# Record excerpts
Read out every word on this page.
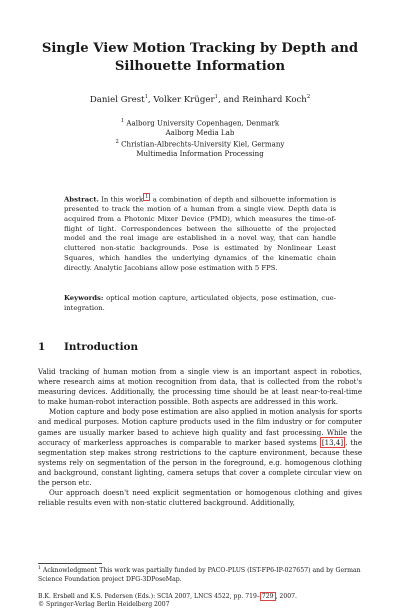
Single View Motion Tracking by Depth and
Silhouette Information
Daniel Grest$^1$, Volker Krüger$^1$, and Reinhard Koch$^2$
$^1$ Aalborg University Copenhagen, Denmark
Aalborg Media Lab
$^2$ Christian-Albrechts-University Kiel, Germany
Multimedia Information Processing
Abstract. In this work $^1$ a combination of depth and silhouette information is presented to track the motion of a human from a single view. Depth data is acquired from a Photonic Mixer Device (PMD), which measures the time-of-flight of light. Correspondences between the silhouette of the projected model and the real image are established in a novel way, that can handle cluttered non-static backgrounds. Pose is estimated by Nonlinear Least Squares, which handles the underlying dynamics of the kinematic chain directly. Analytic Jacobians allow pose estimation with 5 FPS.
Keywords: optical motion capture, articulated objects, pose estimation, cue-integration.
1 Introduction

Valid tracking of human motion from a single view is an important aspect in robotics, where research aims at motion recognition from data, that is collected from the robot's measuring devices. Additionally, the processing time should be at least near-to-real-time to make human-robot interaction possible. Both aspects are addressed in this work.

Motion capture and body pose estimation are also applied in motion analysis for sports and medical purposes. Motion capture products used in the film industry or for computer games are usually marker based to achieve high quality and fast processing. While the accuracy of markerless approaches is comparable to marker based systems [13,4] , the segmentation step makes strong restrictions to the capture environment, because these systems rely on segmentation of the person in the foreground, e.g. homogenous clothing and background, constant lighting, camera setups that cover a complete circular view on the person etc.

Our approach doesn't need explicit segmentation or homogenous clothing and gives reliable results even with non-static cluttered background. Additionally,

$^1$ Acknowledgment This work was partially funded by PACO-PLUS (IST-FP6-IP-027657) and by German Science Foundation project DFG-3DPoseMap.
B.K. Ersbøll and K.S. Pedersen (Eds.): SCIA 2007, LNCS 4522, pp. 719– 729 , 2007.
© Springer-Verlag Berlin Heidelberg 2007
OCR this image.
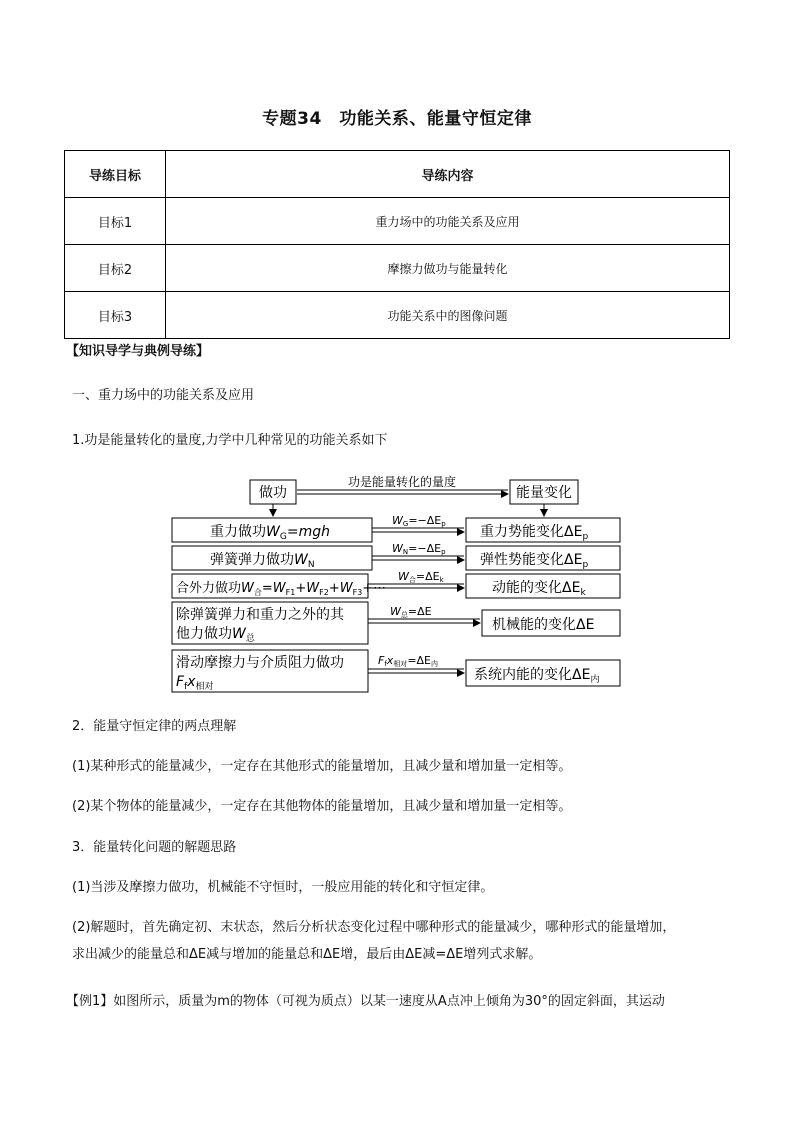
专题34　功能关系、能量守恒定律
导练目标	导练内容
目标1	重力场中的功能关系及应用
目标2	摩擦力做功与能量转化
目标3	功能关系中的图像问题
【知识导学与典例导练】
一、重力场中的功能关系及应用
1.功是能量转化的量度,力学中几种常见的功能关系如下
做功	能量变化
功是能量转化的量度
重力做功$W_G=mgh$	重力势能变化$\Delta E_p$
WG=−ΔEp
弹簧弹力做功$W_N$	弹性势能变化$\Delta E_p$
WN=−ΔEp
合外力做功$W_合=W_{F1}+W_{F2}+W_{F3}+\cdots$	动能的变化$\Delta E_k$
W合=ΔEk
除弹簧弹力和重力之外的其
他力做功$W_总$
机械能的变化ΔE
W总=ΔE
滑动摩擦力与介质阻力做功
$F_fx_{相对}$
系统内能的变化$\Delta E_内$
Ffx相对=ΔE内
2．能量守恒定律的两点理解
(1)某种形式的能量减少，一定存在其他形式的能量增加，且减少量和增加量一定相等。
(2)某个物体的能量减少，一定存在其他物体的能量增加，且减少量和增加量一定相等。
3．能量转化问题的解题思路
(1)当涉及摩擦力做功，机械能不守恒时，一般应用能的转化和守恒定律。
(2)解题时，首先确定初、末状态，然后分析状态变化过程中哪种形式的能量减少，哪种形式的能量增加，
求出减少的能量总和ΔE减与增加的能量总和ΔE增，最后由ΔE减=ΔE增列式求解。
【例1】如图所示，质量为m的物体（可视为质点）以某一速度从A点冲上倾角为30°的固定斜面，其运动
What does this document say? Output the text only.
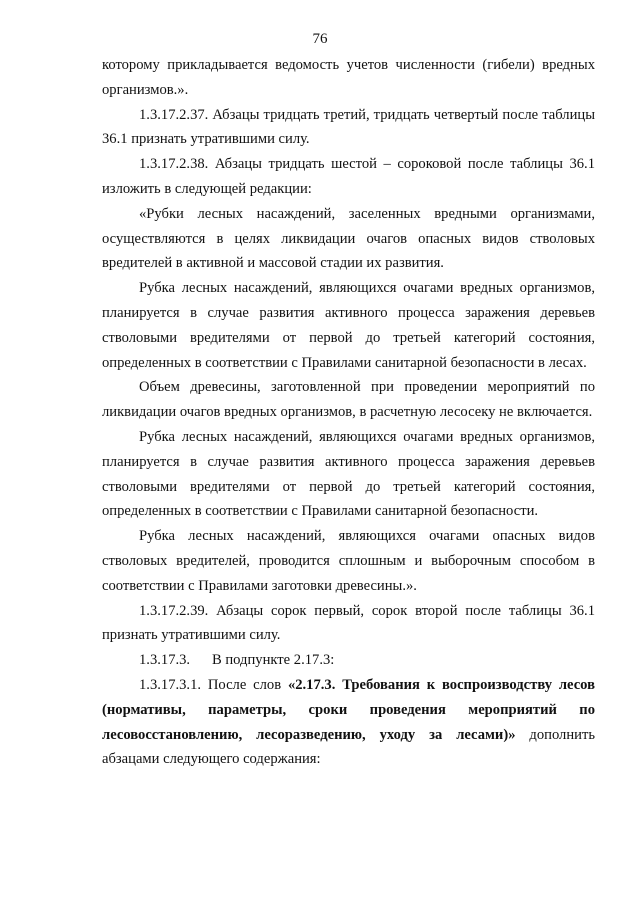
76

которому прикладывается ведомость учетов численности (гибели) вредных организмов.».

1.3.17.2.37. Абзацы тридцать третий, тридцать четвертый после таблицы 36.1 признать утратившими силу.

1.3.17.2.38. Абзацы тридцать шестой – сороковой после таблицы 36.1 изложить в следующей редакции:

«Рубки лесных насаждений, заселенных вредными организмами, осуществляются в целях ликвидации очагов опасных видов стволовых вредителей в активной и массовой стадии их развития.

Рубка лесных насаждений, являющихся очагами вредных организмов, планируется в случае развития активного процесса заражения деревьев стволовыми вредителями от первой до третьей категорий состояния, определенных в соответствии с Правилами санитарной безопасности в лесах.

Объем древесины, заготовленной при проведении мероприятий по ликвидации очагов вредных организмов, в расчетную лесосеку не включается.

Рубка лесных насаждений, являющихся очагами вредных организмов, планируется в случае развития активного процесса заражения деревьев стволовыми вредителями от первой до третьей категорий состояния, определенных в соответствии с Правилами санитарной безопасности.

Рубка лесных насаждений, являющихся очагами опасных видов стволовых вредителей, проводится сплошным и выборочным способом в соответствии с Правилами заготовки древесины.».

1.3.17.2.39. Абзацы сорок первый, сорок второй после таблицы 36.1 признать утратившими силу.

1.3.17.3.      В подпункте 2.17.3:

1.3.17.3.1. После слов «2.17.3. Требования к воспроизводству лесов (нормативы, параметры, сроки проведения мероприятий по лесовосстановлению, лесоразведению, уходу за лесами)» дополнить абзацами следующего содержания:
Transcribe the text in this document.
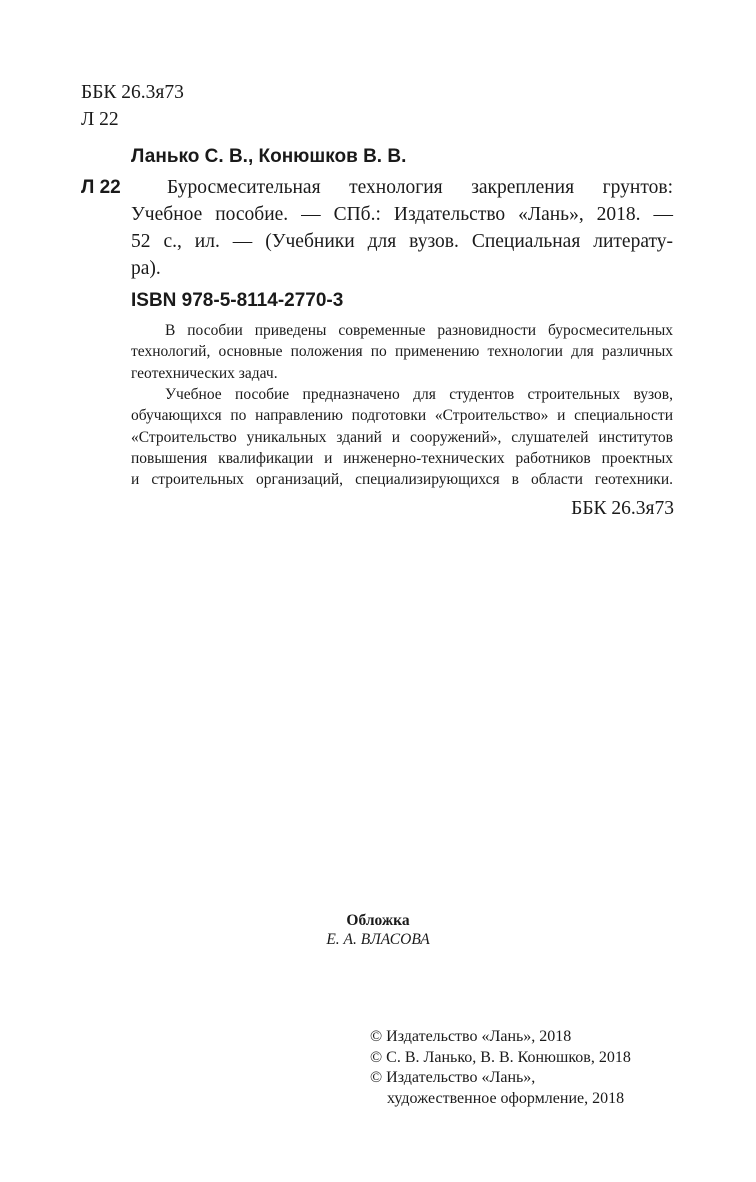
ББК 26.3я73
Л 22
Ланько С. В., Конюшков В. В.
Л 22 Буросмесительная технология закрепления грунтов:
Учебное пособие. — СПб.: Издательство «Лань», 2018. —
52 с., ил. — (Учебники для вузов. Специальная литерату-
ра).
ISBN 978-5-8114-2770-3
В пособии приведены современные разновидности буросмесительных
технологий, основные положения по применению технологии для различных
геотехнических задач.
Учебное пособие предназначено для студентов строительных вузов,
обучающихся по направлению подготовки «Строительство» и специальности
«Строительство уникальных зданий и сооружений», слушателей институтов
повышения квалификации и инженерно-технических работников проектных
и строительных организаций, специализирующихся в области геотехники.
ББК 26.3я73
Обложка
Е. А. ВЛАСОВА
© Издательство «Лань», 2018
© С. В. Ланько, В. В. Конюшков, 2018
© Издательство «Лань»,
художественное оформление, 2018
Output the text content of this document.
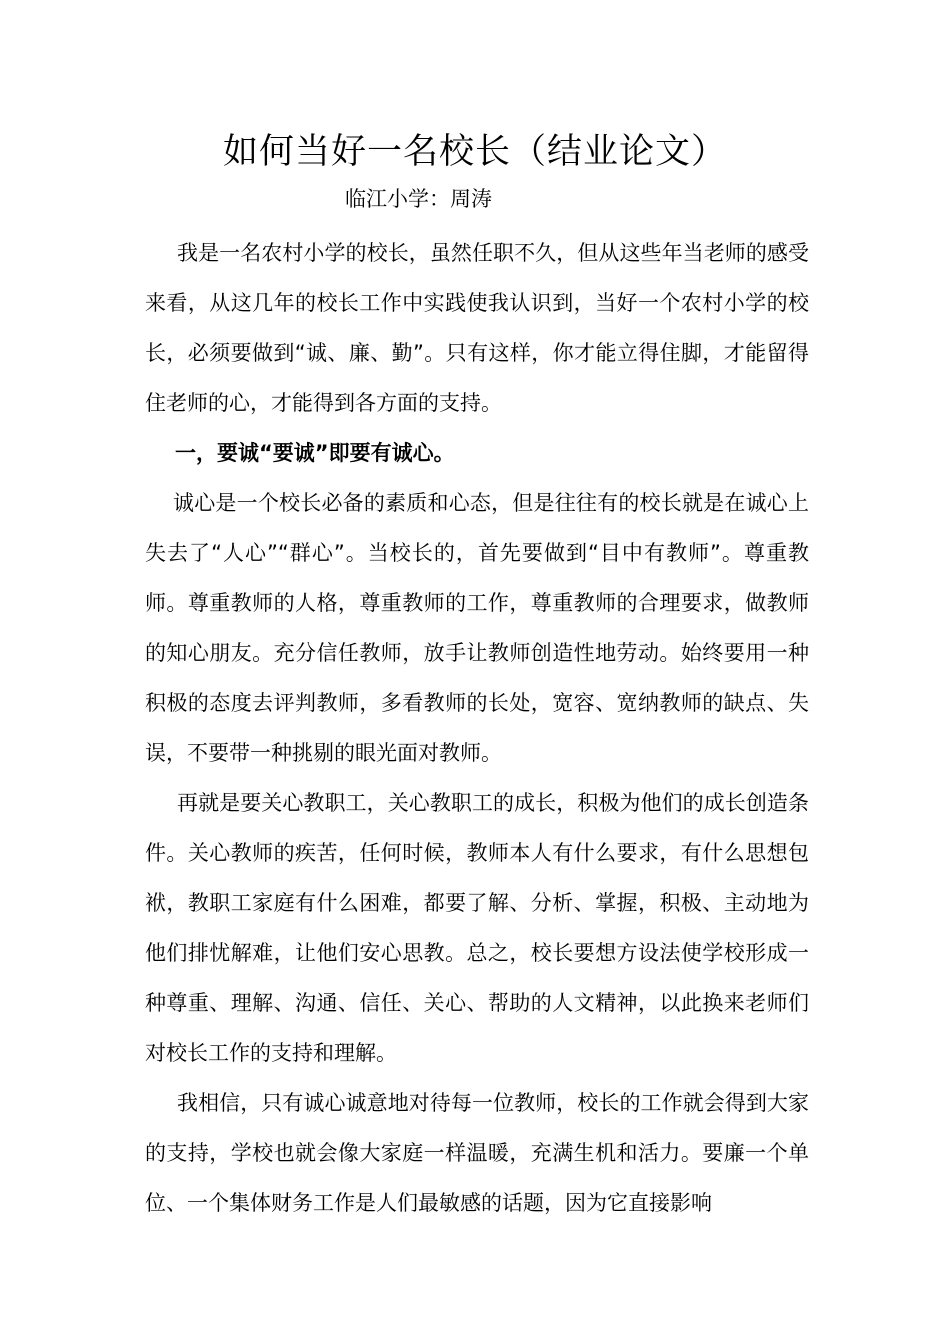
如何当好一名校长（结业论文）
临江小学：周涛

我是一名农村小学的校长，虽然任职不久，但从这些年当老师的感受来看，从这几年的校长工作中实践使我认识到，当好一个农村小学的校长，必须要做到“诚、廉、勤”。只有这样，你才能立得住脚，才能留得住老师的心，才能得到各方面的支持。

一，要诚“要诚”即要有诚心。

诚心是一个校长必备的素质和心态，但是往往有的校长就是在诚心上失去了“人心”“群心”。当校长的，首先要做到“目中有教师”。尊重教师。尊重教师的人格，尊重教师的工作，尊重教师的合理要求，做教师的知心朋友。充分信任教师，放手让教师创造性地劳动。始终要用一种积极的态度去评判教师，多看教师的长处，宽容、宽纳教师的缺点、失误，不要带一种挑剔的眼光面对教师。

再就是要关心教职工，关心教职工的成长，积极为他们的成长创造条件。关心教师的疾苦，任何时候，教师本人有什么要求，有什么思想包袱，教职工家庭有什么困难，都要了解、分析、掌握，积极、主动地为他们排忧解难，让他们安心思教。总之，校长要想方设法使学校形成一种尊重、理解、沟通、信任、关心、帮助的人文精神，以此换来老师们对校长工作的支持和理解。

我相信，只有诚心诚意地对待每一位教师，校长的工作就会得到大家的支持，学校也就会像大家庭一样温暖，充满生机和活力。要廉一个单位、一个集体财务工作是人们最敏感的话题，因为它直接影响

# Short task
From the line containing "Transcribe the text in this document." down to the last line of the entries above, copy each line exactly and nothing more. Leave pictures out.

# Reply to the task
Transcribe the text in this document.
ББК 26.3я73
Л 22
Ланько С. В., Конюшков В. В.
Л 22 Буросмесительная технология закрепления грунтов:
Учебное пособие. — СПб.: Издательство «Лань», 2018. —
52 с., ил. — (Учебники для вузов. Специальная литерату-
ра).
ISBN 978-5-8114-2770-3
В пособии приведены современные разновидности буросмесительных
технологий, основные положения по применению технологии для различных
геотехнических задач.
Учебное пособие предназначено для студентов строительных вузов,
обучающихся по направлению подготовки «Строительство» и специальности
«Строительство уникальных зданий и сооружений», слушателей институтов
повышения квалификации и инженерно-технических работников проектных
и строительных организаций, специализирующихся в области геотехники.
ББК 26.3я73
Обложка
Е. А. ВЛАСОВА
© Издательство «Лань», 2018
© С. В. Ланько, В. В. Конюшков, 2018
© Издательство «Лань»,
художественное оформление, 2018
Output the text content of this document.
如何当好一名校长（结业论文）
临江小学：周涛

我是一名农村小学的校长，虽然任职不久，但从这些年当老师的感受来看，从这几年的校长工作中实践使我认识到，当好一个农村小学的校长，必须要做到“诚、廉、勤”。只有这样，你才能立得住脚，才能留得住老师的心，才能得到各方面的支持。

一，要诚“要诚”即要有诚心。

诚心是一个校长必备的素质和心态，但是往往有的校长就是在诚心上失去了“人心”“群心”。当校长的，首先要做到“目中有教师”。尊重教师。尊重教师的人格，尊重教师的工作，尊重教师的合理要求，做教师的知心朋友。充分信任教师，放手让教师创造性地劳动。始终要用一种积极的态度去评判教师，多看教师的长处，宽容、宽纳教师的缺点、失误，不要带一种挑剔的眼光面对教师。

再就是要关心教职工，关心教职工的成长，积极为他们的成长创造条件。关心教师的疾苦，任何时候，教师本人有什么要求，有什么思想包袱，教职工家庭有什么困难，都要了解、分析、掌握，积极、主动地为他们排忧解难，让他们安心思教。总之，校长要想方设法使学校形成一种尊重、理解、沟通、信任、关心、帮助的人文精神，以此换来老师们对校长工作的支持和理解。

我相信，只有诚心诚意地对待每一位教师，校长的工作就会得到大家的支持，学校也就会像大家庭一样温暖，充满生机和活力。要廉一个单位、一个集体财务工作是人们最敏感的话题，因为它直接影响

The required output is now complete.